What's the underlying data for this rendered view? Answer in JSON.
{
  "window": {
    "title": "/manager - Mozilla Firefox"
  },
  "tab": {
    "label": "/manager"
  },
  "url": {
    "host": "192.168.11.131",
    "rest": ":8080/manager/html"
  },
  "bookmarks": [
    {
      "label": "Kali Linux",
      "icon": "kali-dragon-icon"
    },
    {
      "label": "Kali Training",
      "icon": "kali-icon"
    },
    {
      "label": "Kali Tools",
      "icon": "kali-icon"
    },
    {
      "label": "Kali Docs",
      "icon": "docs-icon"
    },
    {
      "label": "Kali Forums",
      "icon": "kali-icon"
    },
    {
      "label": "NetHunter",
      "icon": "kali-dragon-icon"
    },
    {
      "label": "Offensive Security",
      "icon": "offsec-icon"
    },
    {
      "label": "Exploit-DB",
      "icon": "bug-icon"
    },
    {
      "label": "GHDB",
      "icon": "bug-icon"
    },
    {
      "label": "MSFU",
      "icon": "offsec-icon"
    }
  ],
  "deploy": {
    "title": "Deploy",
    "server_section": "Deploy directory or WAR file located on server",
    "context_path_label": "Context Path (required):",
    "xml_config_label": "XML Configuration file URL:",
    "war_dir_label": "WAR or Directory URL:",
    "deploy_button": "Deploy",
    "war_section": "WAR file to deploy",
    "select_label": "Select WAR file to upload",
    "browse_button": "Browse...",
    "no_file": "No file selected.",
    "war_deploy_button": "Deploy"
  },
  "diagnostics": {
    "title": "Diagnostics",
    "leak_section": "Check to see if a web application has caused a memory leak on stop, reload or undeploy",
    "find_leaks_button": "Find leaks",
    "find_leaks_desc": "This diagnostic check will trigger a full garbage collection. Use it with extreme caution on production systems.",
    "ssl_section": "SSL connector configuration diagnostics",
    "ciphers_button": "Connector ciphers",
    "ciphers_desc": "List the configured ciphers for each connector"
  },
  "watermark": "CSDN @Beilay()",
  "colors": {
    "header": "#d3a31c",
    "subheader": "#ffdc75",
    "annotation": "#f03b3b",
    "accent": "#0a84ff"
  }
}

§ **What needs to be done**:
Return only the count of lines in the records that hold the word "title".

§ **Task output**:
3